Below are records; state how many of their lines hold the word "Certificate", and give only the figure.
--- begin Recorded information ---
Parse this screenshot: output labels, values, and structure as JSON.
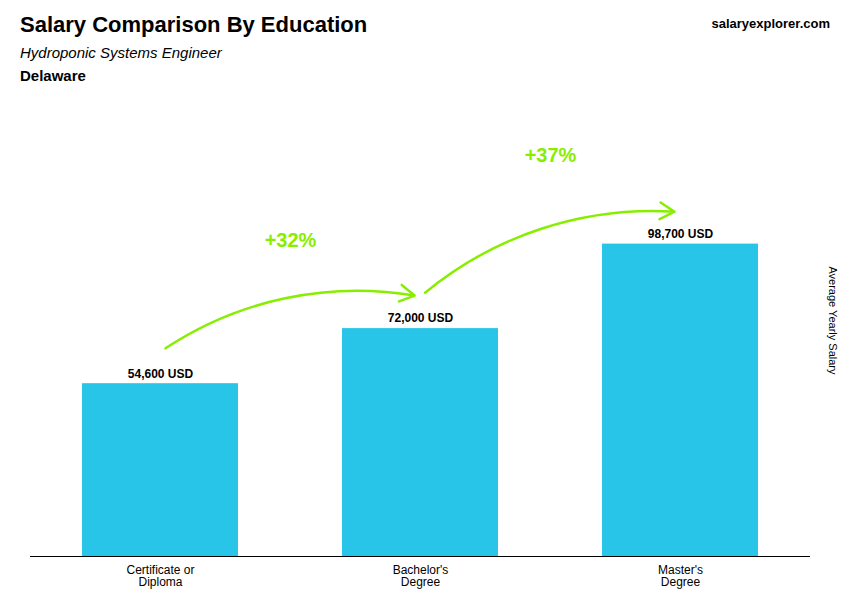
{
  "chart_data": {
    "type": "bar",
    "title": "Salary Comparison By Education",
    "subtitle": "Hydroponic Systems Engineer",
    "ylabel": "Average Yearly Salary",
    "categories": [
      "Certificate or\nDiploma",
      "Bachelor's\nDegree",
      "Master's\nDegree"
    ],
    "values": [
      54600,
      72000,
      98700
    ],
    "value_labels": [
      "54,600 USD",
      "72,000 USD",
      "98,700 USD"
    ],
    "data_labels": true,
    "color": "#29c5e8",
    "ylim": [
      0,
      115000
    ],
    "tick_labels": "x",
    "grid": false,
    "annotations": [
      {
        "text": "Delaware"
      },
      {
        "text": "salaryexplorer.com"
      },
      {
        "text": "+32%",
        "from": "Certificate or\nDiploma",
        "to": "Bachelor's\nDegree",
        "color": "#88ee00"
      },
      {
        "text": "+37%",
        "from": "Bachelor's\nDegree",
        "to": "Master's\nDegree",
        "color": "#88ee00"
      }
    ]
  }
}
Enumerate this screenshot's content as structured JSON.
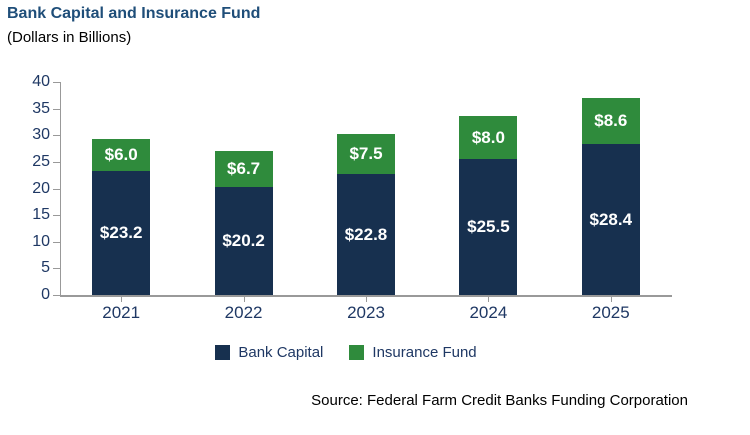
{
  "header": {
    "title": "Bank Capital and Insurance Fund",
    "subtitle": "(Dollars in Billions)"
  },
  "chart_data": {
    "type": "bar",
    "stacked": true,
    "title": "Bank Capital and Insurance Fund",
    "subtitle": "(Dollars in Billions)",
    "categories": [
      "2021",
      "2022",
      "2023",
      "2024",
      "2025"
    ],
    "series": [
      {
        "name": "Bank Capital",
        "color": "#17304F",
        "values": [
          23.2,
          20.2,
          22.8,
          25.5,
          28.4
        ],
        "labels": [
          "$23.2",
          "$20.2",
          "$22.8",
          "$25.5",
          "$28.4"
        ]
      },
      {
        "name": "Insurance Fund",
        "color": "#2F8B3C",
        "values": [
          6.0,
          6.7,
          7.5,
          8.0,
          8.6
        ],
        "labels": [
          "$6.0",
          "$6.7",
          "$7.5",
          "$8.0",
          "$8.6"
        ]
      }
    ],
    "y_axis": {
      "min": 0,
      "max": 40,
      "step": 5,
      "tick_labels": [
        "0",
        "5",
        "10",
        "15",
        "20",
        "25",
        "30",
        "35",
        "40"
      ]
    },
    "grid": false,
    "legend_position": "bottom"
  },
  "source": "Source: Federal Farm Credit Banks Funding Corporation",
  "colors": {
    "title": "#1F4E79",
    "axis_text": "#1F3864",
    "axis_line": "#999999",
    "bar_label": "#FFFFFF",
    "text": "#000000",
    "background": "#FFFFFF"
  }
}
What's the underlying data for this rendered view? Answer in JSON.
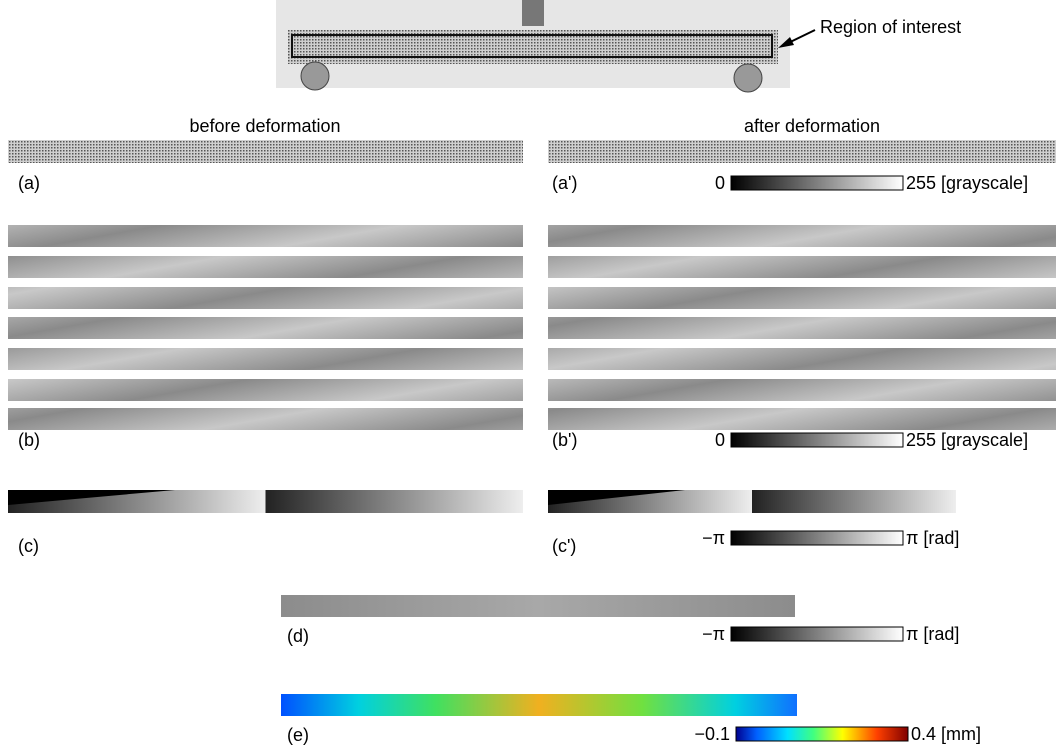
{
  "photo": {
    "annotation": "Region of interest"
  },
  "columns": [
    {
      "heading": "before deformation"
    },
    {
      "heading": "after deformation"
    }
  ],
  "panels": {
    "a": "(a)",
    "a_prime": "(a')",
    "b": "(b)",
    "b_prime": "(b')",
    "c": "(c)",
    "c_prime": "(c')",
    "d": "(d)",
    "e": "(e)"
  },
  "colorbars": [
    {
      "min_label": "0",
      "max_label": "255 [grayscale]"
    },
    {
      "min_label": "0",
      "max_label": "255 [grayscale]"
    },
    {
      "min_label": "−π",
      "max_label": "π [rad]"
    },
    {
      "min_label": "−π",
      "max_label": "π [rad]"
    },
    {
      "min_label": "−0.1",
      "max_label": "0.4 [mm]"
    }
  ]
}
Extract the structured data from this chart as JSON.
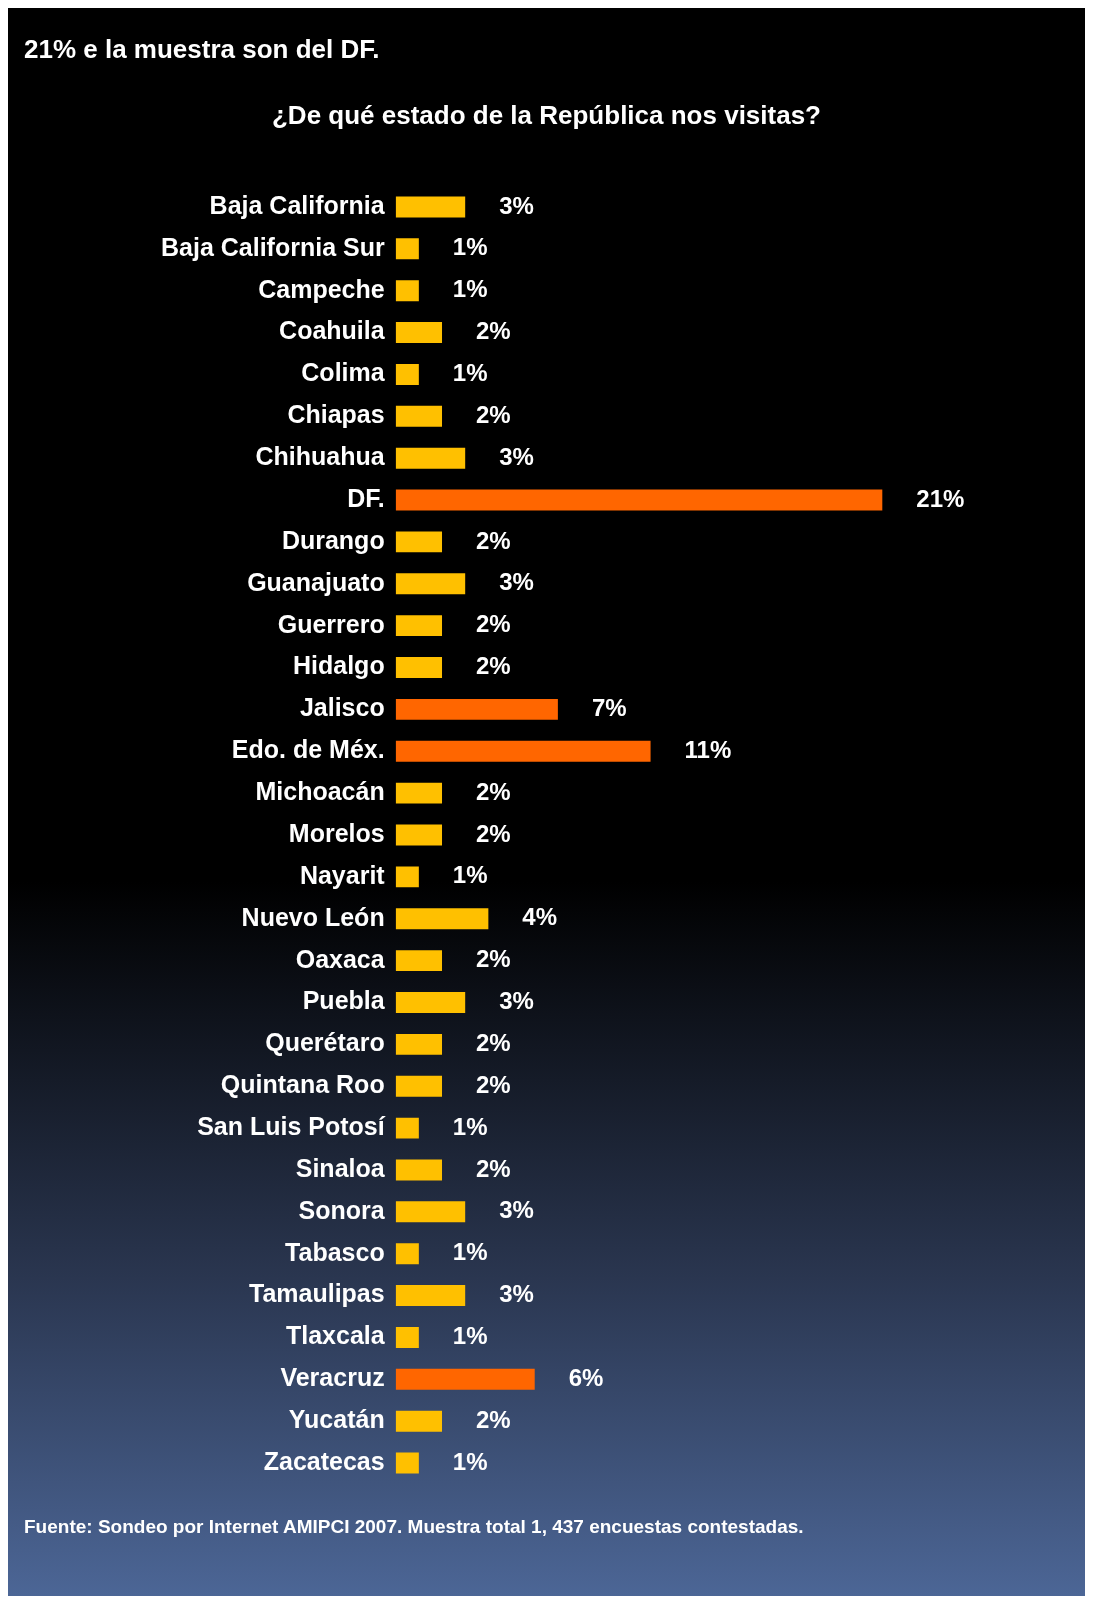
--- end Recorded information ---
Exercise solution:
2